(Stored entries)
####
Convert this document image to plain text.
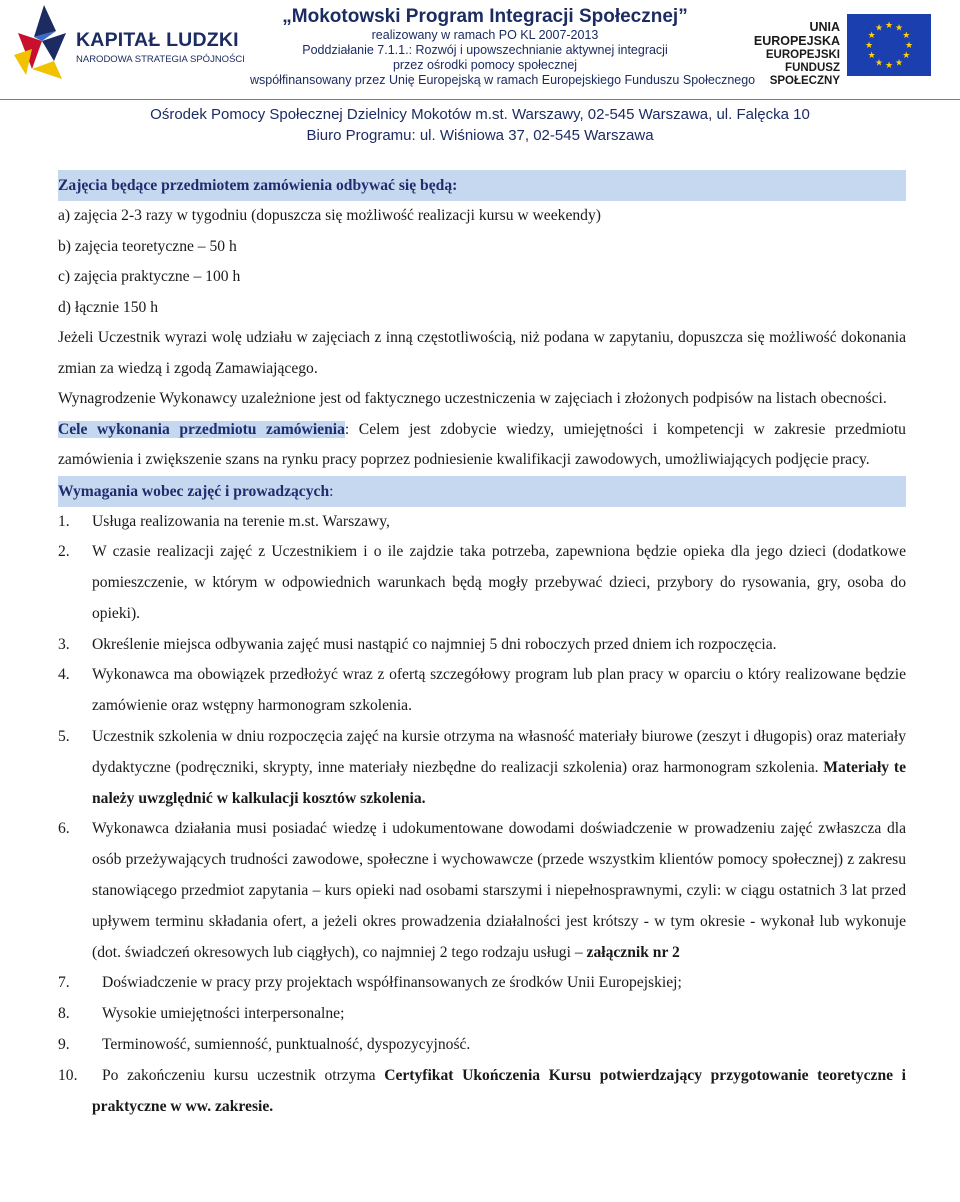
KAPITAŁ LUDZKI
NARODOWA STRATEGIA SPÓJNOŚCI
„Mokotowski Program Integracji Społecznej”
realizowany w ramach PO KL 2007-2013
Poddziałanie 7.1.1.: Rozwój i upowszechnianie aktywnej integracji
przez ośrodki pomocy społecznej
współfinansowany przez Unię Europejską w ramach Europejskiego Funduszu Społecznego
UNIA EUROPEJSKA
EUROPEJSKI
FUNDUSZ SPOŁECZNY
★
★
★
★
★
★
★
★
★ ★ ★
★
Ośrodek Pomocy Społecznej Dzielnicy Mokotów m.st. Warszawy, 02-545 Warszawa, ul. Falęcka 10
Biuro Programu: ul. Wiśniowa 37, 02-545 Warszawa
Zajęcia będące przedmiotem zamówienia odbywać się będą:
a) zajęcia 2-3 razy w tygodniu (dopuszcza się możliwość realizacji kursu w weekendy)
b) zajęcia teoretyczne – 50 h
c) zajęcia praktyczne – 100 h
d) łącznie 150 h
Jeżeli Uczestnik wyrazi wolę udziału w zajęciach z inną częstotliwością, niż podana w zapytaniu, dopuszcza się możliwość dokonania zmian za wiedzą i zgodą Zamawiającego.
Wynagrodzenie Wykonawcy uzależnione jest od faktycznego uczestniczenia w zajęciach i złożonych podpisów na listach obecności.
Cele wykonania przedmiotu zamówienia: Celem jest zdobycie wiedzy, umiejętności i kompetencji w zakresie przedmiotu zamówienia i zwiększenie szans na rynku pracy poprzez podniesienie kwalifikacji zawodowych, umożliwiających podjęcie pracy.
Wymagania wobec zajęć i prowadzących:
1. Usługa realizowania na terenie m.st. Warszawy,
2. W czasie realizacji zajęć z Uczestnikiem i o ile zajdzie taka potrzeba, zapewniona będzie opieka dla jego dzieci (dodatkowe pomieszczenie, w którym w odpowiednich warunkach będą mogły przebywać dzieci, przybory do rysowania, gry, osoba do opieki).
3. Określenie miejsca odbywania zajęć musi nastąpić co najmniej 5 dni roboczych przed dniem ich rozpoczęcia.
4. Wykonawca ma obowiązek przedłożyć wraz z ofertą szczegółowy program lub plan pracy w oparciu o który realizowane będzie zamówienie oraz wstępny harmonogram szkolenia.
5. Uczestnik szkolenia w dniu rozpoczęcia zajęć na kursie otrzyma na własność materiały biurowe (zeszyt i długopis) oraz materiały dydaktyczne (podręczniki, skrypty, inne materiały niezbędne do realizacji szkolenia) oraz harmonogram szkolenia. Materiały te należy uwzględnić w kalkulacji kosztów szkolenia.
6. Wykonawca działania musi posiadać wiedzę i udokumentowane dowodami doświadczenie w prowadzeniu zajęć zwłaszcza dla osób przeżywających trudności zawodowe, społeczne i wychowawcze (przede wszystkim klientów pomocy społecznej) z zakresu stanowiącego przedmiot zapytania – kurs opieki nad osobami starszymi i niepełnosprawnymi, czyli: w ciągu ostatnich 3 lat przed upływem terminu składania ofert, a jeżeli okres prowadzenia działalności jest krótszy - w tym okresie - wykonał lub wykonuje (dot. świadczeń okresowych lub ciągłych), co najmniej 2 tego rodzaju usługi – załącznik nr 2
7. Doświadczenie w pracy przy projektach współfinansowanych ze środków Unii Europejskiej;
8. Wysokie umiejętności interpersonalne;
9. Terminowość, sumienność, punktualność, dyspozycyjność.
10. Po zakończeniu kursu uczestnik otrzyma Certyfikat Ukończenia Kursu potwierdzający przygotowanie teoretyczne i praktyczne w ww. zakresie.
####
**Exercise description**
Repeat each entry precisely as it appears. Leave the pictures out.

**Right answer**
Convert this document image to plain text.
KAPITAŁ LUDZKI
NARODOWA STRATEGIA SPÓJNOŚCI
„Mokotowski Program Integracji Społecznej”
realizowany w ramach PO KL 2007-2013
Poddziałanie 7.1.1.: Rozwój i upowszechnianie aktywnej integracji
przez ośrodki pomocy społecznej
współfinansowany przez Unię Europejską w ramach Europejskiego Funduszu Społecznego
UNIA EUROPEJSKA
EUROPEJSKI
FUNDUSZ SPOŁECZNY
★
★
★
★
★
★
★
★
★ ★ ★
★
Ośrodek Pomocy Społecznej Dzielnicy Mokotów m.st. Warszawy, 02-545 Warszawa, ul. Falęcka 10
Biuro Programu: ul. Wiśniowa 37, 02-545 Warszawa
Zajęcia będące przedmiotem zamówienia odbywać się będą:
a) zajęcia 2-3 razy w tygodniu (dopuszcza się możliwość realizacji kursu w weekendy)
b) zajęcia teoretyczne – 50 h
c) zajęcia praktyczne – 100 h
d) łącznie 150 h
Jeżeli Uczestnik wyrazi wolę udziału w zajęciach z inną częstotliwością, niż podana w zapytaniu, dopuszcza się możliwość dokonania zmian za wiedzą i zgodą Zamawiającego.
Wynagrodzenie Wykonawcy uzależnione jest od faktycznego uczestniczenia w zajęciach i złożonych podpisów na listach obecności.
Cele wykonania przedmiotu zamówienia: Celem jest zdobycie wiedzy, umiejętności i kompetencji w zakresie przedmiotu zamówienia i zwiększenie szans na rynku pracy poprzez podniesienie kwalifikacji zawodowych, umożliwiających podjęcie pracy.
Wymagania wobec zajęć i prowadzących:
1. Usługa realizowania na terenie m.st. Warszawy,
2. W czasie realizacji zajęć z Uczestnikiem i o ile zajdzie taka potrzeba, zapewniona będzie opieka dla jego dzieci (dodatkowe pomieszczenie, w którym w odpowiednich warunkach będą mogły przebywać dzieci, przybory do rysowania, gry, osoba do opieki).
3. Określenie miejsca odbywania zajęć musi nastąpić co najmniej 5 dni roboczych przed dniem ich rozpoczęcia.
4. Wykonawca ma obowiązek przedłożyć wraz z ofertą szczegółowy program lub plan pracy w oparciu o który realizowane będzie zamówienie oraz wstępny harmonogram szkolenia.
5. Uczestnik szkolenia w dniu rozpoczęcia zajęć na kursie otrzyma na własność materiały biurowe (zeszyt i długopis) oraz materiały dydaktyczne (podręczniki, skrypty, inne materiały niezbędne do realizacji szkolenia) oraz harmonogram szkolenia. Materiały te należy uwzględnić w kalkulacji kosztów szkolenia.
6. Wykonawca działania musi posiadać wiedzę i udokumentowane dowodami doświadczenie w prowadzeniu zajęć zwłaszcza dla osób przeżywających trudności zawodowe, społeczne i wychowawcze (przede wszystkim klientów pomocy społecznej) z zakresu stanowiącego przedmiot zapytania – kurs opieki nad osobami starszymi i niepełnosprawnymi, czyli: w ciągu ostatnich 3 lat przed upływem terminu składania ofert, a jeżeli okres prowadzenia działalności jest krótszy - w tym okresie - wykonał lub wykonuje (dot. świadczeń okresowych lub ciągłych), co najmniej 2 tego rodzaju usługi – załącznik nr 2
7. Doświadczenie w pracy przy projektach współfinansowanych ze środków Unii Europejskiej;
8. Wysokie umiejętności interpersonalne;
9. Terminowość, sumienność, punktualność, dyspozycyjność.
10. Po zakończeniu kursu uczestnik otrzyma Certyfikat Ukończenia Kursu potwierdzający przygotowanie teoretyczne i praktyczne w ww. zakresie.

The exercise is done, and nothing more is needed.